Start
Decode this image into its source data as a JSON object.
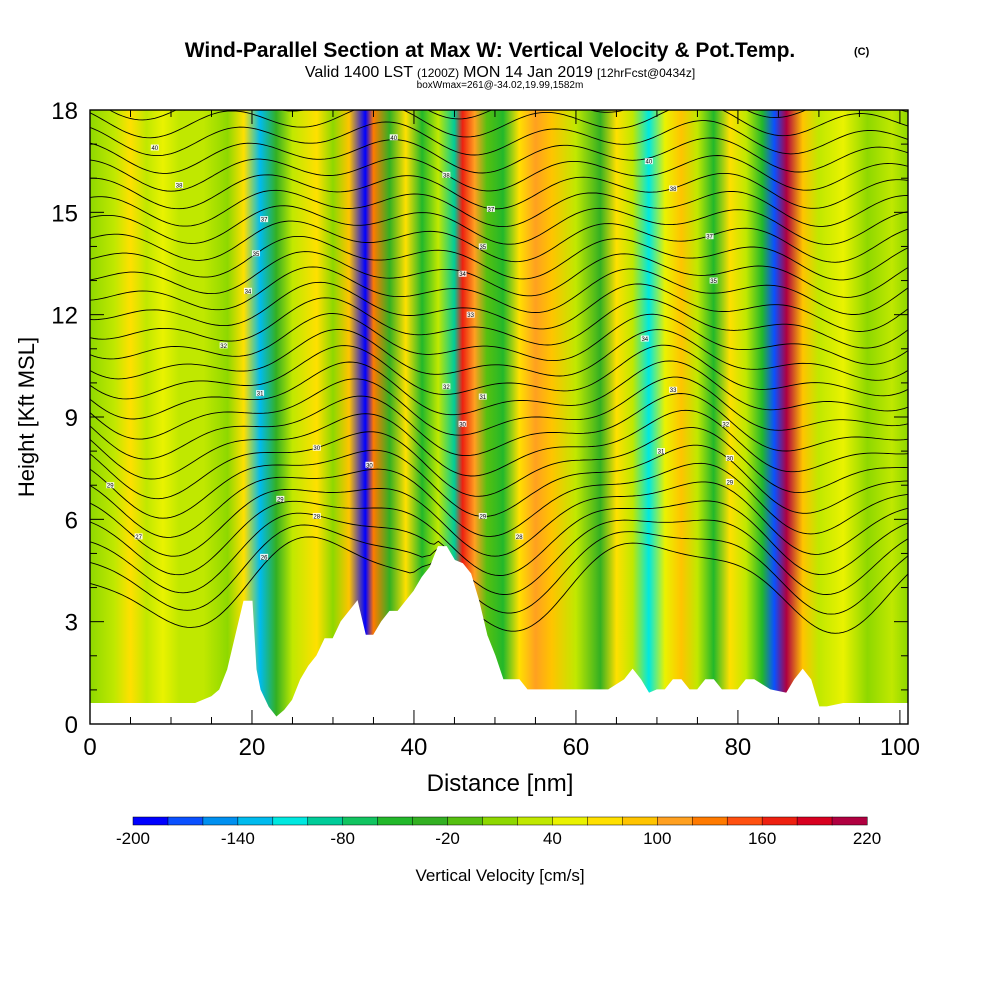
{
  "chart_data": {
    "type": "heatmap",
    "title": "Wind-Parallel Section at Max W: Vertical Velocity & Pot.Temp.",
    "title_mark": "(C)",
    "subtitle_a": "Valid 1400 LST",
    "subtitle_b": "(1200Z)",
    "subtitle_c": "MON 14 Jan 2019",
    "subtitle_d": "[12hrFcst@0434z]",
    "subtitle2": "boxWmax=261@-34.02,19.99,1582m",
    "xlabel": "Distance [nm]",
    "ylabel": "Height [Kft MSL]",
    "xlim": [
      0,
      101
    ],
    "ylim": [
      0,
      18
    ],
    "xticks": [
      0,
      20,
      40,
      60,
      80,
      100
    ],
    "yticks": [
      0,
      3,
      6,
      9,
      12,
      15,
      18
    ],
    "colorbar": {
      "label": "Vertical Velocity [cm/s]",
      "bins": [
        -200,
        -180,
        -160,
        -140,
        -120,
        -100,
        -80,
        -60,
        -40,
        -20,
        0,
        20,
        40,
        60,
        80,
        100,
        120,
        140,
        160,
        180,
        200,
        220
      ],
      "colors": [
        "#0000ff",
        "#0a50ff",
        "#0090f0",
        "#00bbee",
        "#00e8e0",
        "#00cc99",
        "#11c460",
        "#22b82a",
        "#33b022",
        "#55c010",
        "#8ed800",
        "#c0e800",
        "#eaf200",
        "#ffe000",
        "#ffc400",
        "#ffa020",
        "#ff7a00",
        "#ff5010",
        "#ee2010",
        "#d80020",
        "#b00040"
      ],
      "tick_labels": [
        "-200",
        "-140",
        "-80",
        "-20",
        "40",
        "100",
        "160",
        "220"
      ],
      "tick_values": [
        -200,
        -140,
        -80,
        -20,
        40,
        100,
        160,
        220
      ]
    },
    "bands": [
      {
        "x": 0,
        "w": 0
      },
      {
        "x": 3,
        "w": 30
      },
      {
        "x": 5,
        "w": 60
      },
      {
        "x": 7,
        "w": 20
      },
      {
        "x": 9,
        "w": 40
      },
      {
        "x": 11,
        "w": 30
      },
      {
        "x": 14,
        "w": 20
      },
      {
        "x": 17,
        "w": 10
      },
      {
        "x": 19,
        "w": 60
      },
      {
        "x": 21,
        "w": -130
      },
      {
        "x": 23,
        "w": -30
      },
      {
        "x": 25,
        "w": 30
      },
      {
        "x": 28,
        "w": 60
      },
      {
        "x": 30,
        "w": 10
      },
      {
        "x": 32,
        "w": 80
      },
      {
        "x": 34,
        "w": -190
      },
      {
        "x": 35,
        "w": 120
      },
      {
        "x": 37,
        "w": -40
      },
      {
        "x": 39,
        "w": 60
      },
      {
        "x": 41,
        "w": -60
      },
      {
        "x": 43,
        "w": 20
      },
      {
        "x": 45,
        "w": -90
      },
      {
        "x": 46,
        "w": 170
      },
      {
        "x": 47.5,
        "w": 110
      },
      {
        "x": 49,
        "w": -20
      },
      {
        "x": 51,
        "w": -60
      },
      {
        "x": 53,
        "w": 60
      },
      {
        "x": 55,
        "w": 110
      },
      {
        "x": 57,
        "w": 80
      },
      {
        "x": 60,
        "w": 30
      },
      {
        "x": 63,
        "w": -40
      },
      {
        "x": 65,
        "w": 60
      },
      {
        "x": 67,
        "w": 20
      },
      {
        "x": 69,
        "w": -110
      },
      {
        "x": 71,
        "w": 40
      },
      {
        "x": 73,
        "w": 80
      },
      {
        "x": 75,
        "w": 30
      },
      {
        "x": 77,
        "w": -50
      },
      {
        "x": 79,
        "w": 60
      },
      {
        "x": 81,
        "w": 20
      },
      {
        "x": 83,
        "w": -60
      },
      {
        "x": 84.5,
        "w": -180
      },
      {
        "x": 86,
        "w": 200
      },
      {
        "x": 88,
        "w": 80
      },
      {
        "x": 90,
        "w": 20
      },
      {
        "x": 93,
        "w": 50
      },
      {
        "x": 96,
        "w": 0
      },
      {
        "x": 99,
        "w": 30
      },
      {
        "x": 101,
        "w": 10
      }
    ],
    "terrain": [
      [
        0,
        0.6
      ],
      [
        5,
        0.6
      ],
      [
        10,
        0.6
      ],
      [
        13,
        0.6
      ],
      [
        15,
        0.8
      ],
      [
        16,
        1.0
      ],
      [
        17,
        1.6
      ],
      [
        18,
        2.6
      ],
      [
        19,
        3.6
      ],
      [
        20,
        3.6
      ],
      [
        20.5,
        1.6
      ],
      [
        21,
        1.0
      ],
      [
        22,
        0.5
      ],
      [
        23,
        0.2
      ],
      [
        24,
        0.4
      ],
      [
        25,
        0.7
      ],
      [
        26,
        1.3
      ],
      [
        27,
        1.7
      ],
      [
        28,
        2.0
      ],
      [
        29,
        2.5
      ],
      [
        30,
        2.5
      ],
      [
        31,
        3.0
      ],
      [
        32,
        3.3
      ],
      [
        33,
        3.6
      ],
      [
        34,
        2.6
      ],
      [
        35,
        2.6
      ],
      [
        36,
        3.0
      ],
      [
        37,
        3.3
      ],
      [
        38,
        3.3
      ],
      [
        39,
        3.6
      ],
      [
        40,
        3.9
      ],
      [
        41,
        4.3
      ],
      [
        42,
        4.6
      ],
      [
        43,
        5.2
      ],
      [
        44,
        5.2
      ],
      [
        45,
        4.8
      ],
      [
        46,
        4.7
      ],
      [
        47,
        4.4
      ],
      [
        48,
        3.6
      ],
      [
        49,
        2.6
      ],
      [
        50,
        2.0
      ],
      [
        51,
        1.3
      ],
      [
        52,
        1.3
      ],
      [
        53,
        1.3
      ],
      [
        54,
        1.0
      ],
      [
        55,
        1.0
      ],
      [
        56,
        1.0
      ],
      [
        58,
        1.0
      ],
      [
        60,
        1.0
      ],
      [
        62,
        1.0
      ],
      [
        64,
        1.0
      ],
      [
        66,
        1.3
      ],
      [
        67,
        1.6
      ],
      [
        68,
        1.3
      ],
      [
        69,
        0.9
      ],
      [
        70,
        1.0
      ],
      [
        71,
        1.0
      ],
      [
        72,
        1.3
      ],
      [
        73,
        1.3
      ],
      [
        74,
        1.0
      ],
      [
        75,
        1.0
      ],
      [
        76,
        1.3
      ],
      [
        77,
        1.3
      ],
      [
        78,
        1.0
      ],
      [
        80,
        1.0
      ],
      [
        81,
        1.3
      ],
      [
        82,
        1.3
      ],
      [
        84,
        1.0
      ],
      [
        86,
        0.9
      ],
      [
        87,
        1.3
      ],
      [
        88,
        1.6
      ],
      [
        89,
        1.3
      ],
      [
        90,
        0.5
      ],
      [
        91,
        0.5
      ],
      [
        93,
        0.6
      ],
      [
        96,
        0.6
      ],
      [
        99,
        0.6
      ],
      [
        101,
        0.6
      ]
    ],
    "contour_labels": [
      {
        "x": 8,
        "y": 16.9,
        "text": "40"
      },
      {
        "x": 11,
        "y": 15.8,
        "text": "38"
      },
      {
        "x": 21.5,
        "y": 14.8,
        "text": "37"
      },
      {
        "x": 20.5,
        "y": 13.8,
        "text": "35"
      },
      {
        "x": 19.5,
        "y": 12.7,
        "text": "34"
      },
      {
        "x": 16.5,
        "y": 11.1,
        "text": "32"
      },
      {
        "x": 21,
        "y": 9.7,
        "text": "31"
      },
      {
        "x": 28,
        "y": 8.1,
        "text": "30"
      },
      {
        "x": 2.5,
        "y": 7.0,
        "text": "29"
      },
      {
        "x": 23.5,
        "y": 6.6,
        "text": "29"
      },
      {
        "x": 28,
        "y": 6.1,
        "text": "28"
      },
      {
        "x": 6,
        "y": 5.5,
        "text": "27"
      },
      {
        "x": 21.5,
        "y": 4.9,
        "text": "26"
      },
      {
        "x": 34.5,
        "y": 7.6,
        "text": "30"
      },
      {
        "x": 37.5,
        "y": 17.2,
        "text": "40"
      },
      {
        "x": 44,
        "y": 16.1,
        "text": "38"
      },
      {
        "x": 49.5,
        "y": 15.1,
        "text": "37"
      },
      {
        "x": 48.5,
        "y": 14.0,
        "text": "35"
      },
      {
        "x": 46,
        "y": 13.2,
        "text": "34"
      },
      {
        "x": 47,
        "y": 12.0,
        "text": "33"
      },
      {
        "x": 44,
        "y": 9.9,
        "text": "32"
      },
      {
        "x": 48.5,
        "y": 9.6,
        "text": "31"
      },
      {
        "x": 46,
        "y": 8.8,
        "text": "30"
      },
      {
        "x": 48.5,
        "y": 6.1,
        "text": "29"
      },
      {
        "x": 53,
        "y": 5.5,
        "text": "28"
      },
      {
        "x": 69,
        "y": 16.5,
        "text": "40"
      },
      {
        "x": 72,
        "y": 15.7,
        "text": "38"
      },
      {
        "x": 76.5,
        "y": 14.3,
        "text": "37"
      },
      {
        "x": 77,
        "y": 13.0,
        "text": "35"
      },
      {
        "x": 68.5,
        "y": 11.3,
        "text": "34"
      },
      {
        "x": 72,
        "y": 9.8,
        "text": "33"
      },
      {
        "x": 78.5,
        "y": 8.8,
        "text": "32"
      },
      {
        "x": 70.5,
        "y": 8.0,
        "text": "31"
      },
      {
        "x": 79,
        "y": 7.8,
        "text": "30"
      },
      {
        "x": 79,
        "y": 7.1,
        "text": "29"
      }
    ]
  }
}
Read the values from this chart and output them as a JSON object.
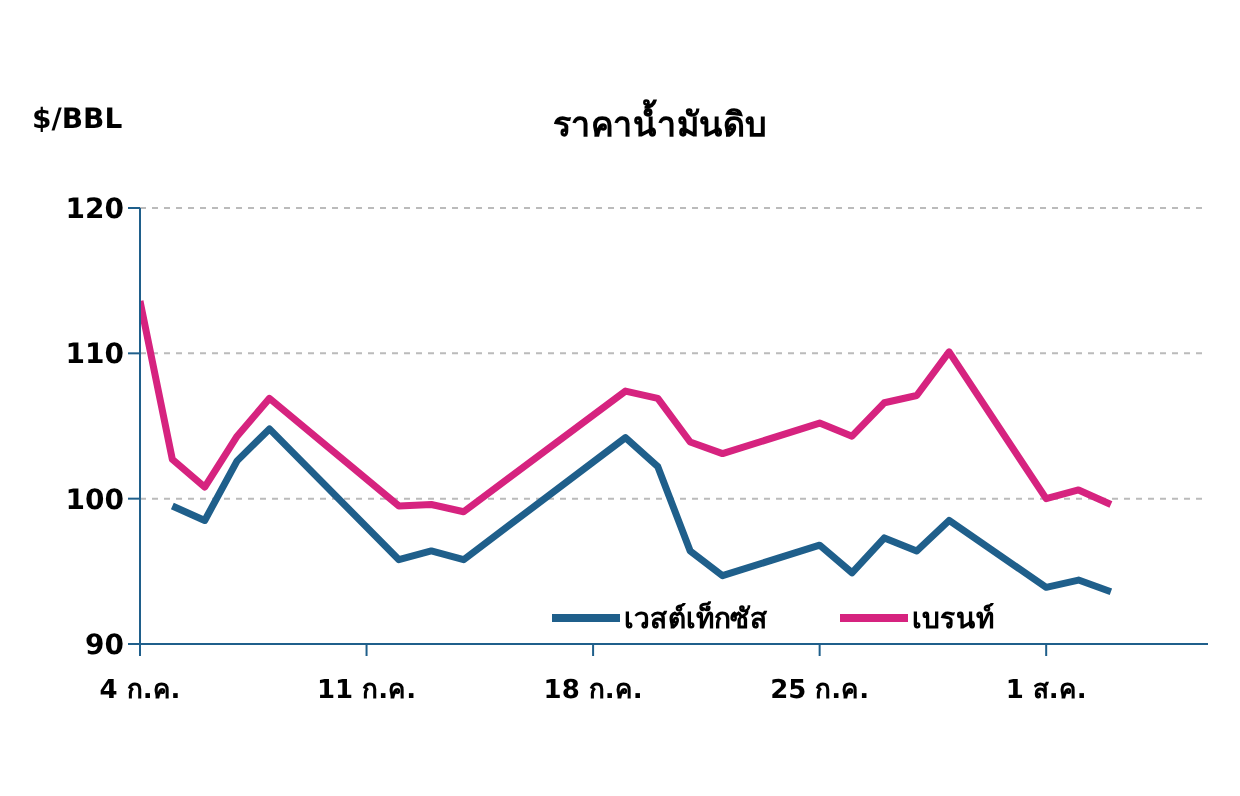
End
- EXERCISE TASK
Of all the lines above, how many contain the word "JSON"? Answer with only the number.

- ANSWER TO THE EXERCISE
2